** start Information given **

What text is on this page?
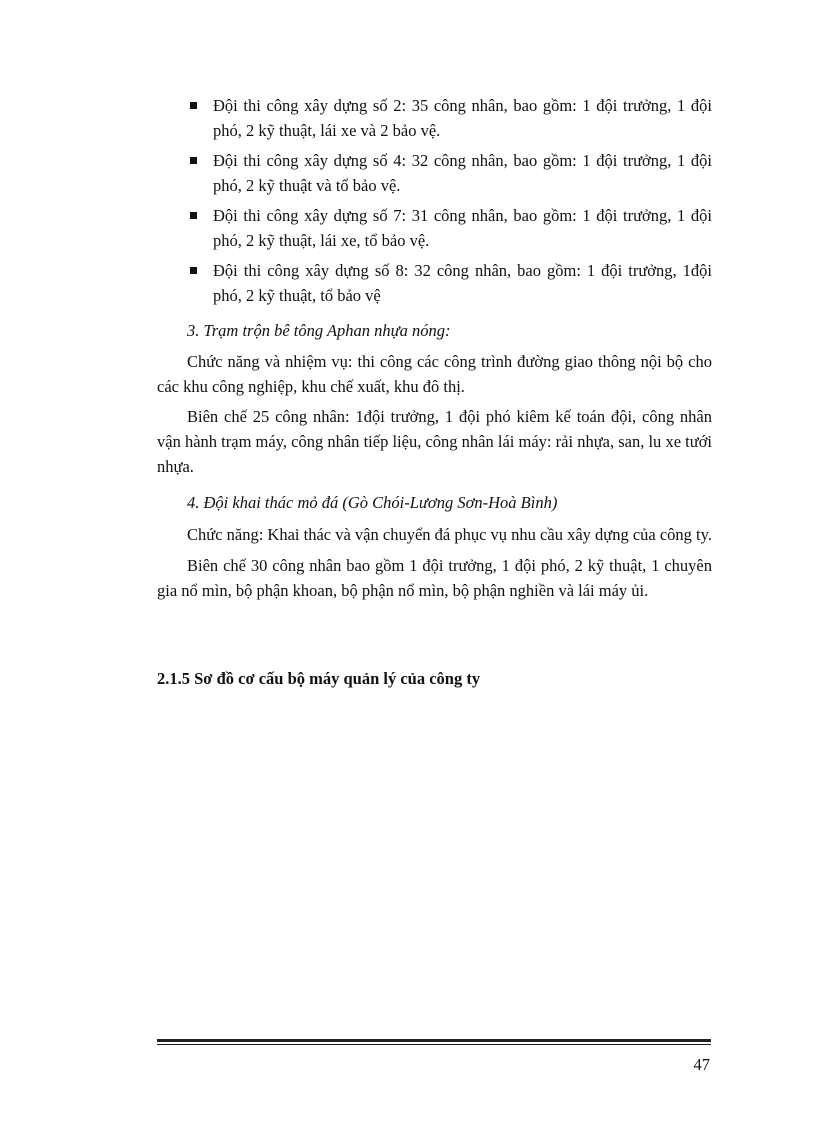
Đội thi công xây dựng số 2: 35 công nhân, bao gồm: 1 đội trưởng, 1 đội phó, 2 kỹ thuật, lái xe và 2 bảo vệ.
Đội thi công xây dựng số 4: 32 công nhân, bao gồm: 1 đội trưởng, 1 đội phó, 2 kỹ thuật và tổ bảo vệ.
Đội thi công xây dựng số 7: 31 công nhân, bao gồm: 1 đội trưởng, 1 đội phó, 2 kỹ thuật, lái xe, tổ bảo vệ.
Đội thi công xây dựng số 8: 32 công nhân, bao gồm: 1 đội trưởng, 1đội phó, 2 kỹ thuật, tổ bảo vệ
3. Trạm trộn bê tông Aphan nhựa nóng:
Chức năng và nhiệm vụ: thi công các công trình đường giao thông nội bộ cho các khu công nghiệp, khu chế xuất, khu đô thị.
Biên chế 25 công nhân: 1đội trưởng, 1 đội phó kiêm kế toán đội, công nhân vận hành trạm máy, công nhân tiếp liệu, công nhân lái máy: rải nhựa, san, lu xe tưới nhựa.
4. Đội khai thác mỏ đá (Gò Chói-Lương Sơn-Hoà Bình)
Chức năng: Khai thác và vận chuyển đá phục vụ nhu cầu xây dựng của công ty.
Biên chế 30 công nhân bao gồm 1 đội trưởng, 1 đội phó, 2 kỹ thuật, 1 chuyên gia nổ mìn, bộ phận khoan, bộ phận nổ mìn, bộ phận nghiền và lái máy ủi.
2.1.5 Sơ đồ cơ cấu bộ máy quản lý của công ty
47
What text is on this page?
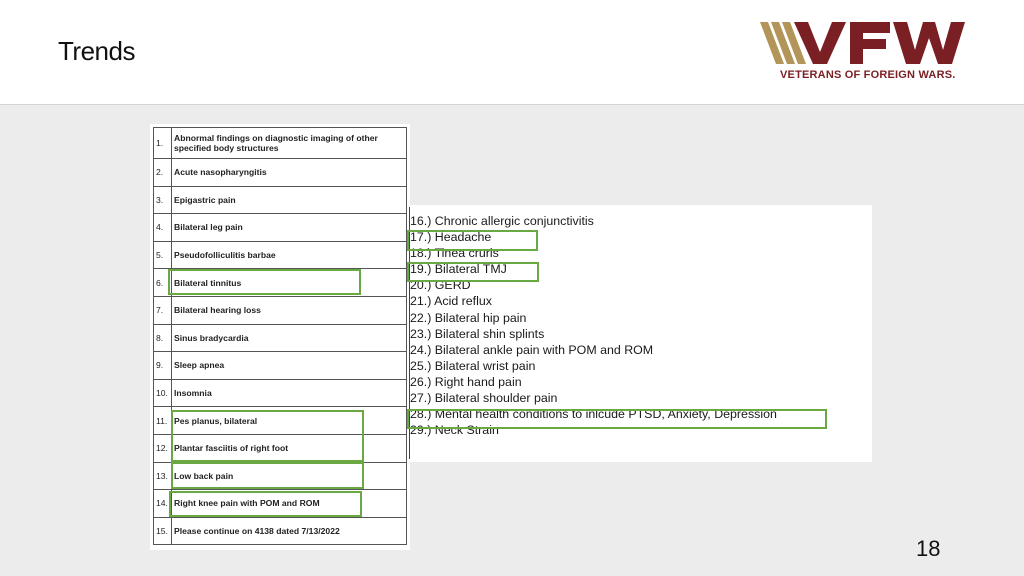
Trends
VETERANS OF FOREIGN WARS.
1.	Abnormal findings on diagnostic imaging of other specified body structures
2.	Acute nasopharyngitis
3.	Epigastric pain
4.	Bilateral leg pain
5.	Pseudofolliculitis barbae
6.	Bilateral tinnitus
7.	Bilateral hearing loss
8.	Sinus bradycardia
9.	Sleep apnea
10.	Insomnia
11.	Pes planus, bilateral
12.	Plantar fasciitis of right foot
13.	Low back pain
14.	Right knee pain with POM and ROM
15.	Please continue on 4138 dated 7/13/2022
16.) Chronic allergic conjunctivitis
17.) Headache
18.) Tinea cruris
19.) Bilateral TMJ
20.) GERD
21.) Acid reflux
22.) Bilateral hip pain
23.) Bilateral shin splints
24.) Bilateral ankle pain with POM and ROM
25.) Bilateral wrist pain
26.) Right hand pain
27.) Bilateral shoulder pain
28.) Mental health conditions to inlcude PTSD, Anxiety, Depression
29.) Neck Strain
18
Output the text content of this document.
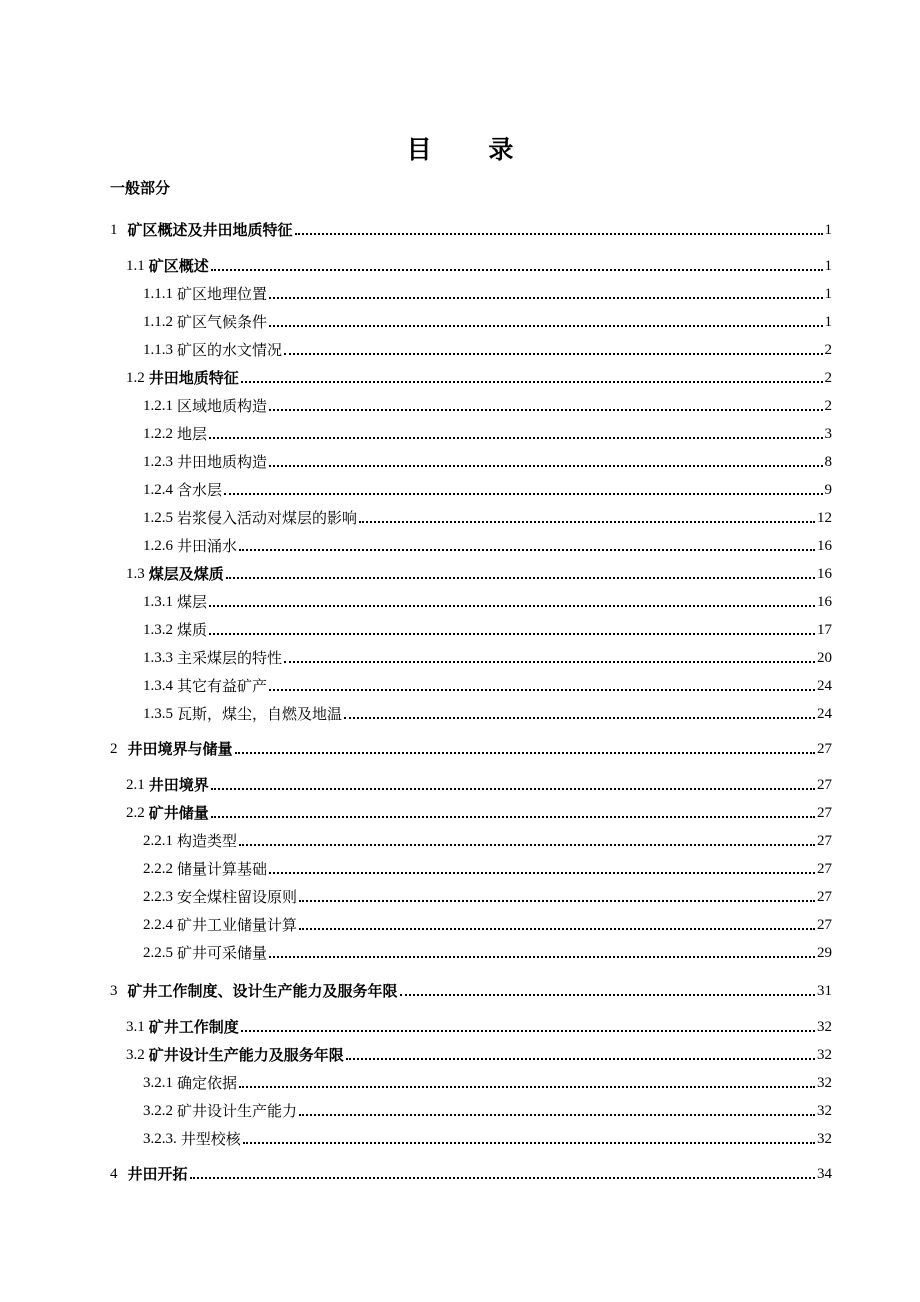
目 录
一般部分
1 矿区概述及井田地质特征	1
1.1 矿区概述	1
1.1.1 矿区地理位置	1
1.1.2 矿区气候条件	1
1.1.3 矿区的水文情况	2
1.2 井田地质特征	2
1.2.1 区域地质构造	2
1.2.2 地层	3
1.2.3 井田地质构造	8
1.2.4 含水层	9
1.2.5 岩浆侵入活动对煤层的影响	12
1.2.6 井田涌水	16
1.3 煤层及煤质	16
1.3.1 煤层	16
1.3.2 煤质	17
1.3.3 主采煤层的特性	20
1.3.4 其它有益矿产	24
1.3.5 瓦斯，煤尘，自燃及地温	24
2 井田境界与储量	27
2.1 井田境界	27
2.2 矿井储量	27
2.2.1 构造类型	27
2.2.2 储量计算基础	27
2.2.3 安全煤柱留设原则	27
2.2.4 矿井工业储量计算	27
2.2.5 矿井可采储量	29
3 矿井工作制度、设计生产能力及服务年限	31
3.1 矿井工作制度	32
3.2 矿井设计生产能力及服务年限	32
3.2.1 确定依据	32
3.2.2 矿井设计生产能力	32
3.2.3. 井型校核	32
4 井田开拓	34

** end Information given **

Make a list of all lines in the data that contain "Biên".

Biên chế 25 công nhân: 1đội trưởng, 1 đội phó kiêm kế toán đội, công nhân vận hành trạm máy, công nhân tiếp liệu, công nhân lái máy: rải nhựa, san, lu xe tưới nhựa.
Biên chế 30 công nhân bao gồm 1 đội trưởng, 1 đội phó, 2 kỹ thuật, 1 chuyên gia nổ mìn, bộ phận khoan, bộ phận nổ mìn, bộ phận nghiền và lái máy ủi.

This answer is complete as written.